▸ **THE DATA**:

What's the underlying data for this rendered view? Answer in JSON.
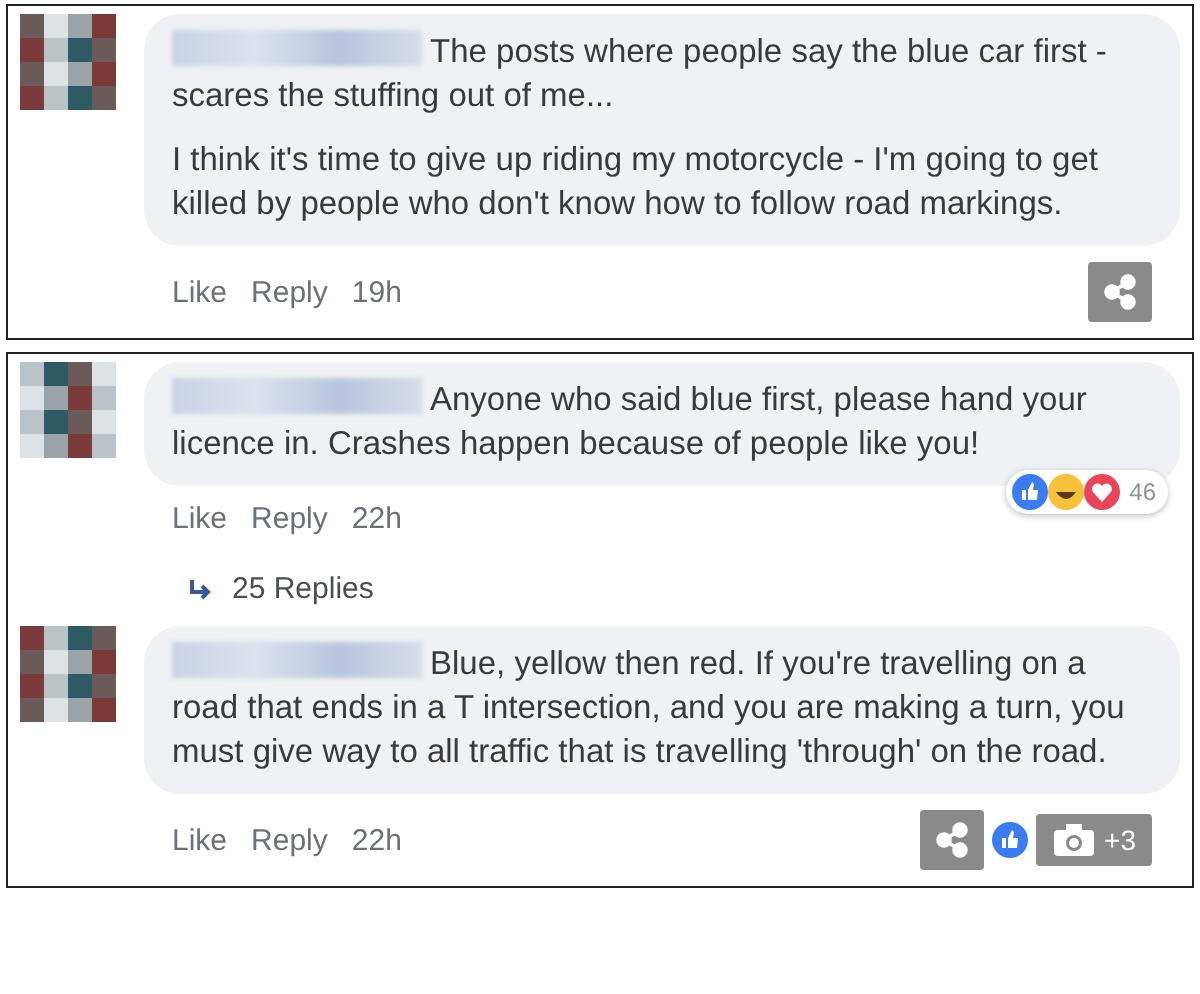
{
  "panels": [
    {
      "comments": [
        {
          "paragraphs": [
            "The posts where people say the blue car first - scares the stuffing out of me...",
            "I think it's time to give up riding my motorcycle - I'm going to get killed by people who don't know how to follow road markings."
          ],
          "actions": [
            "Like",
            "Reply"
          ],
          "time": "19h",
          "share_button": true
        }
      ]
    },
    {
      "comments": [
        {
          "paragraphs": [
            "Anyone who said blue first, please hand your licence in. Crashes happen because of people like you!"
          ],
          "actions": [
            "Like",
            "Reply"
          ],
          "time": "22h",
          "reaction_count": "46",
          "replies": "25 Replies"
        },
        {
          "paragraphs": [
            "Blue, yellow then red. If you're travelling on a road that ends in a T intersection, and you are making a turn, you must give way to all traffic that is travelling 'through' on the road."
          ],
          "actions": [
            "Like",
            "Reply"
          ],
          "time": "22h",
          "share_button": true,
          "photo_count": "+3"
        }
      ]
    }
  ]
}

▸ **SHORT EXERCISE**: Which lines contain "time"? Copy each of them out.

▸ **CORRECT RESPONSE**:
            "I think it's time to give up riding my motorcycle - I'm going to get killed by people who don't know how to follow road markings."
          "time": "19h",
          "time": "22h",
          "time": "22h",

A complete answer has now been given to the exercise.